Extract the entries in their exact form.
═════ Data shown ═════
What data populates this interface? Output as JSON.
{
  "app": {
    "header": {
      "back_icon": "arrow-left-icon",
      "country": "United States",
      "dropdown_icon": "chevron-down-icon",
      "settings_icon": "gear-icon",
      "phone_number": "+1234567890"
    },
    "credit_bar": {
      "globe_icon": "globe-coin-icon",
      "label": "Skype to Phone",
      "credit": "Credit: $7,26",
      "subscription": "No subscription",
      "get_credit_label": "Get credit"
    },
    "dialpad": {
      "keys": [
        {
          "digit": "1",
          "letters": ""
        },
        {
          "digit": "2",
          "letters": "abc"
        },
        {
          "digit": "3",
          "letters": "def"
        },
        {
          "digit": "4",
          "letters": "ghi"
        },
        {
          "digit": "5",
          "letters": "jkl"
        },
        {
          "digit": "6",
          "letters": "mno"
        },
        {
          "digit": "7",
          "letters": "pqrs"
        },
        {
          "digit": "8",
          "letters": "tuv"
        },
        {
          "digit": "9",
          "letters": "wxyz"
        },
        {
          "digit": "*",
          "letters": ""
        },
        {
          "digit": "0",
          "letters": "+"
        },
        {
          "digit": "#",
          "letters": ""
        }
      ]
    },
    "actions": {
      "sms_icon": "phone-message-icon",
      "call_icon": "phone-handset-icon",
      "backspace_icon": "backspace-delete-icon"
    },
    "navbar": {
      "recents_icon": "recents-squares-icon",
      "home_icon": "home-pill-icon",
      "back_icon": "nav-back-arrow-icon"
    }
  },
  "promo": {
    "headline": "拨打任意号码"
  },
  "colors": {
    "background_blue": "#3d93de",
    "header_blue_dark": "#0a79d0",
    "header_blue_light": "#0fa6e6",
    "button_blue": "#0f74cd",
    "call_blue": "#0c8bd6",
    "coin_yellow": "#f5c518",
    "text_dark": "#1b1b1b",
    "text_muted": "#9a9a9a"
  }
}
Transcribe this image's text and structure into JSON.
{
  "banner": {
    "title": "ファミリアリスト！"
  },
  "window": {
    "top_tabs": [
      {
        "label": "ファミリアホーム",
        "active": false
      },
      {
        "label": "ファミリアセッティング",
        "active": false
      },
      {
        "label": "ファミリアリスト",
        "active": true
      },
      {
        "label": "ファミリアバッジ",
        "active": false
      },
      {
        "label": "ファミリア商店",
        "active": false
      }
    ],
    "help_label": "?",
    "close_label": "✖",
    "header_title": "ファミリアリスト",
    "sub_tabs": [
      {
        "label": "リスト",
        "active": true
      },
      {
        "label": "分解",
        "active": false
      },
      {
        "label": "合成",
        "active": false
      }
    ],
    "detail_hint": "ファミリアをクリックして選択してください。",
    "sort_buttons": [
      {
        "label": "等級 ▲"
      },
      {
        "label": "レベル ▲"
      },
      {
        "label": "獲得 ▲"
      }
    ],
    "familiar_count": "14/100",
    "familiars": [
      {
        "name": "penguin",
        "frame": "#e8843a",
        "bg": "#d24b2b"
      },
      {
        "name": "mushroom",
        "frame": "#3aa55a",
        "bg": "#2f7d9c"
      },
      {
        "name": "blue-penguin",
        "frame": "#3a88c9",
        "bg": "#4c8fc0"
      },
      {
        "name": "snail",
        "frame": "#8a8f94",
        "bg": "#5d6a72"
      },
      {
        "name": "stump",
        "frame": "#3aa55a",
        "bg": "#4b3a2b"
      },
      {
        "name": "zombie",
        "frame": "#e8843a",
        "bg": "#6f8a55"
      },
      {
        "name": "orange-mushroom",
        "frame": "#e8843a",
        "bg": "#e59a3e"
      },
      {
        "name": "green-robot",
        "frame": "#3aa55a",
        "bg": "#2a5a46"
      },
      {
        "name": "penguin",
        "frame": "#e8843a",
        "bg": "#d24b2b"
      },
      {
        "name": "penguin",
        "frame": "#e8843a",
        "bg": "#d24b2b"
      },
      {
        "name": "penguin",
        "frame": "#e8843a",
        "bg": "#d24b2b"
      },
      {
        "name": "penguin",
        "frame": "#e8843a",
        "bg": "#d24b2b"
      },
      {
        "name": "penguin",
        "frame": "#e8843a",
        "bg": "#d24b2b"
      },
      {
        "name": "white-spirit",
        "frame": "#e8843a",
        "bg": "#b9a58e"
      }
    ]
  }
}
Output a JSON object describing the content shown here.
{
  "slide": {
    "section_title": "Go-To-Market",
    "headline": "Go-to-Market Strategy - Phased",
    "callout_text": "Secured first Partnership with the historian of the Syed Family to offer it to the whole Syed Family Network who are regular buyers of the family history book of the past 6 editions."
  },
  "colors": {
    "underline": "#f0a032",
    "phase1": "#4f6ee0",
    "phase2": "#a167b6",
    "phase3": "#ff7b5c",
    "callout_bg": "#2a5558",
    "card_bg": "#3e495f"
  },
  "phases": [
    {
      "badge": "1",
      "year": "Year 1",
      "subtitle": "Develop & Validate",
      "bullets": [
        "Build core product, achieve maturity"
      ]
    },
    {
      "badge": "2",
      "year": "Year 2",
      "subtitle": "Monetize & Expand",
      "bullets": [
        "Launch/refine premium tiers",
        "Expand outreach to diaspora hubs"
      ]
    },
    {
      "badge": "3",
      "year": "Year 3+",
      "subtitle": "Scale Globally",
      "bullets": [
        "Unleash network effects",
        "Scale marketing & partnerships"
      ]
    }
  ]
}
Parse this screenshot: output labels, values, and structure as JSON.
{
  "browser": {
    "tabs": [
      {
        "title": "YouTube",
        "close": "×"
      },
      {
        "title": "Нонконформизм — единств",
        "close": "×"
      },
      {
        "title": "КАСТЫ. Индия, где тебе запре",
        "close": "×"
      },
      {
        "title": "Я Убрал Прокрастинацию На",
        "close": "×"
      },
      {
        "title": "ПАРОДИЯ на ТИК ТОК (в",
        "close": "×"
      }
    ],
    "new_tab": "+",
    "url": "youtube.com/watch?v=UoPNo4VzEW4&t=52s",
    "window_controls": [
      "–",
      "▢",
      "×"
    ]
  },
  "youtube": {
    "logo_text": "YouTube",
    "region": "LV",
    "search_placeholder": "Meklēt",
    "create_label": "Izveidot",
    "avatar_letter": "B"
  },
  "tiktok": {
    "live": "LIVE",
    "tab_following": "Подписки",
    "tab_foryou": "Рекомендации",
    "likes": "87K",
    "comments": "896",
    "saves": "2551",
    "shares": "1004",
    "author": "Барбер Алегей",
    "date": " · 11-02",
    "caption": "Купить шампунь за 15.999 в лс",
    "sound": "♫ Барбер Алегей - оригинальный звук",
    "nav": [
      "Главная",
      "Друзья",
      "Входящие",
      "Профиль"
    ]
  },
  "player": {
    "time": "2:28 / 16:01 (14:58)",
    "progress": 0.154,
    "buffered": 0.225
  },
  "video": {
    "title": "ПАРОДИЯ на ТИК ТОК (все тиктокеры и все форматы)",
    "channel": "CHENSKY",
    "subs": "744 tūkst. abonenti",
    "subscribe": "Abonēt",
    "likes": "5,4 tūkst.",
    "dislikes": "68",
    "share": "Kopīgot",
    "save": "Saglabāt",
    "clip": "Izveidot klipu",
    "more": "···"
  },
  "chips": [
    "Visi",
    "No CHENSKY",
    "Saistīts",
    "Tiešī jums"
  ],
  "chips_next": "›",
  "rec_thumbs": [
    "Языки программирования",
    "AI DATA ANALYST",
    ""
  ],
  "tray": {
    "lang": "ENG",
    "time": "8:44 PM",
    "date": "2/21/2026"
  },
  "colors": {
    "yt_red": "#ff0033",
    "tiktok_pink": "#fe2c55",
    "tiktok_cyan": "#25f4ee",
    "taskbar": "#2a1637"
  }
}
═════
* **Answer to the exercise**:
What data populates this interface? Output as JSON.
{
  "app": {
    "header": {
      "back_icon": "arrow-left-icon",
      "country": "United States",
      "dropdown_icon": "chevron-down-icon",
      "settings_icon": "gear-icon",
      "phone_number": "+1234567890"
    },
    "credit_bar": {
      "globe_icon": "globe-coin-icon",
      "label": "Skype to Phone",
      "credit": "Credit: $7,26",
      "subscription": "No subscription",
      "get_credit_label": "Get credit"
    },
    "dialpad": {
      "keys": [
        {
          "digit": "1",
          "letters": ""
        },
        {
          "digit": "2",
          "letters": "abc"
        },
        {
          "digit": "3",
          "letters": "def"
        },
        {
          "digit": "4",
          "letters": "ghi"
        },
        {
          "digit": "5",
          "letters": "jkl"
        },
        {
          "digit": "6",
          "letters": "mno"
        },
        {
          "digit": "7",
          "letters": "pqrs"
        },
        {
          "digit": "8",
          "letters": "tuv"
        },
        {
          "digit": "9",
          "letters": "wxyz"
        },
        {
          "digit": "*",
          "letters": ""
        },
        {
          "digit": "0",
          "letters": "+"
        },
        {
          "digit": "#",
          "letters": ""
        }
      ]
    },
    "actions": {
      "sms_icon": "phone-message-icon",
      "call_icon": "phone-handset-icon",
      "backspace_icon": "backspace-delete-icon"
    },
    "navbar": {
      "recents_icon": "recents-squares-icon",
      "home_icon": "home-pill-icon",
      "back_icon": "nav-back-arrow-icon"
    }
  },
  "promo": {
    "headline": "拨打任意号码"
  },
  "colors": {
    "background_blue": "#3d93de",
    "header_blue_dark": "#0a79d0",
    "header_blue_light": "#0fa6e6",
    "button_blue": "#0f74cd",
    "call_blue": "#0c8bd6",
    "coin_yellow": "#f5c518",
    "text_dark": "#1b1b1b",
    "text_muted": "#9a9a9a"
  }
}
Transcribe this image's text and structure into JSON.
{
  "banner": {
    "title": "ファミリアリスト！"
  },
  "window": {
    "top_tabs": [
      {
        "label": "ファミリアホーム",
        "active": false
      },
      {
        "label": "ファミリアセッティング",
        "active": false
      },
      {
        "label": "ファミリアリスト",
        "active": true
      },
      {
        "label": "ファミリアバッジ",
        "active": false
      },
      {
        "label": "ファミリア商店",
        "active": false
      }
    ],
    "help_label": "?",
    "close_label": "✖",
    "header_title": "ファミリアリスト",
    "sub_tabs": [
      {
        "label": "リスト",
        "active": true
      },
      {
        "label": "分解",
        "active": false
      },
      {
        "label": "合成",
        "active": false
      }
    ],
    "detail_hint": "ファミリアをクリックして選択してください。",
    "sort_buttons": [
      {
        "label": "等級 ▲"
      },
      {
        "label": "レベル ▲"
      },
      {
        "label": "獲得 ▲"
      }
    ],
    "familiar_count": "14/100",
    "familiars": [
      {
        "name": "penguin",
        "frame": "#e8843a",
        "bg": "#d24b2b"
      },
      {
        "name": "mushroom",
        "frame": "#3aa55a",
        "bg": "#2f7d9c"
      },
      {
        "name": "blue-penguin",
        "frame": "#3a88c9",
        "bg": "#4c8fc0"
      },
      {
        "name": "snail",
        "frame": "#8a8f94",
        "bg": "#5d6a72"
      },
      {
        "name": "stump",
        "frame": "#3aa55a",
        "bg": "#4b3a2b"
      },
      {
        "name": "zombie",
        "frame": "#e8843a",
        "bg": "#6f8a55"
      },
      {
        "name": "orange-mushroom",
        "frame": "#e8843a",
        "bg": "#e59a3e"
      },
      {
        "name": "green-robot",
        "frame": "#3aa55a",
        "bg": "#2a5a46"
      },
      {
        "name": "penguin",
        "frame": "#e8843a",
        "bg": "#d24b2b"
      },
      {
        "name": "penguin",
        "frame": "#e8843a",
        "bg": "#d24b2b"
      },
      {
        "name": "penguin",
        "frame": "#e8843a",
        "bg": "#d24b2b"
      },
      {
        "name": "penguin",
        "frame": "#e8843a",
        "bg": "#d24b2b"
      },
      {
        "name": "penguin",
        "frame": "#e8843a",
        "bg": "#d24b2b"
      },
      {
        "name": "white-spirit",
        "frame": "#e8843a",
        "bg": "#b9a58e"
      }
    ]
  }
}
Output a JSON object describing the content shown here.
{
  "slide": {
    "section_title": "Go-To-Market",
    "headline": "Go-to-Market Strategy - Phased",
    "callout_text": "Secured first Partnership with the historian of the Syed Family to offer it to the whole Syed Family Network who are regular buyers of the family history book of the past 6 editions."
  },
  "colors": {
    "underline": "#f0a032",
    "phase1": "#4f6ee0",
    "phase2": "#a167b6",
    "phase3": "#ff7b5c",
    "callout_bg": "#2a5558",
    "card_bg": "#3e495f"
  },
  "phases": [
    {
      "badge": "1",
      "year": "Year 1",
      "subtitle": "Develop & Validate",
      "bullets": [
        "Build core product, achieve maturity"
      ]
    },
    {
      "badge": "2",
      "year": "Year 2",
      "subtitle": "Monetize & Expand",
      "bullets": [
        "Launch/refine premium tiers",
        "Expand outreach to diaspora hubs"
      ]
    },
    {
      "badge": "3",
      "year": "Year 3+",
      "subtitle": "Scale Globally",
      "bullets": [
        "Unleash network effects",
        "Scale marketing & partnerships"
      ]
    }
  ]
}
Parse this screenshot: output labels, values, and structure as JSON.
{
  "browser": {
    "tabs": [
      {
        "title": "YouTube",
        "close": "×"
      },
      {
        "title": "Нонконформизм — единств",
        "close": "×"
      },
      {
        "title": "КАСТЫ. Индия, где тебе запре",
        "close": "×"
      },
      {
        "title": "Я Убрал Прокрастинацию На",
        "close": "×"
      },
      {
        "title": "ПАРОДИЯ на ТИК ТОК (в",
        "close": "×"
      }
    ],
    "new_tab": "+",
    "url": "youtube.com/watch?v=UoPNo4VzEW4&t=52s",
    "window_controls": [
      "–",
      "▢",
      "×"
    ]
  },
  "youtube": {
    "logo_text": "YouTube",
    "region": "LV",
    "search_placeholder": "Meklēt",
    "create_label": "Izveidot",
    "avatar_letter": "B"
  },
  "tiktok": {
    "live": "LIVE",
    "tab_following": "Подписки",
    "tab_foryou": "Рекомендации",
    "likes": "87K",
    "comments": "896",
    "saves": "2551",
    "shares": "1004",
    "author": "Барбер Алегей",
    "date": " · 11-02",
    "caption": "Купить шампунь за 15.999 в лс",
    "sound": "♫ Барбер Алегей - оригинальный звук",
    "nav": [
      "Главная",
      "Друзья",
      "Входящие",
      "Профиль"
    ]
  },
  "player": {
    "time": "2:28 / 16:01 (14:58)",
    "progress": 0.154,
    "buffered": 0.225
  },
  "video": {
    "title": "ПАРОДИЯ на ТИК ТОК (все тиктокеры и все форматы)",
    "channel": "CHENSKY",
    "subs": "744 tūkst. abonenti",
    "subscribe": "Abonēt",
    "likes": "5,4 tūkst.",
    "dislikes": "68",
    "share": "Kopīgot",
    "save": "Saglabāt",
    "clip": "Izveidot klipu",
    "more": "···"
  },
  "chips": [
    "Visi",
    "No CHENSKY",
    "Saistīts",
    "Tiešī jums"
  ],
  "chips_next": "›",
  "rec_thumbs": [
    "Языки программирования",
    "AI DATA ANALYST",
    ""
  ],
  "tray": {
    "lang": "ENG",
    "time": "8:44 PM",
    "date": "2/21/2026"
  },
  "colors": {
    "yt_red": "#ff0033",
    "tiktok_pink": "#fe2c55",
    "tiktok_cyan": "#25f4ee",
    "taskbar": "#2a1637"
  }
}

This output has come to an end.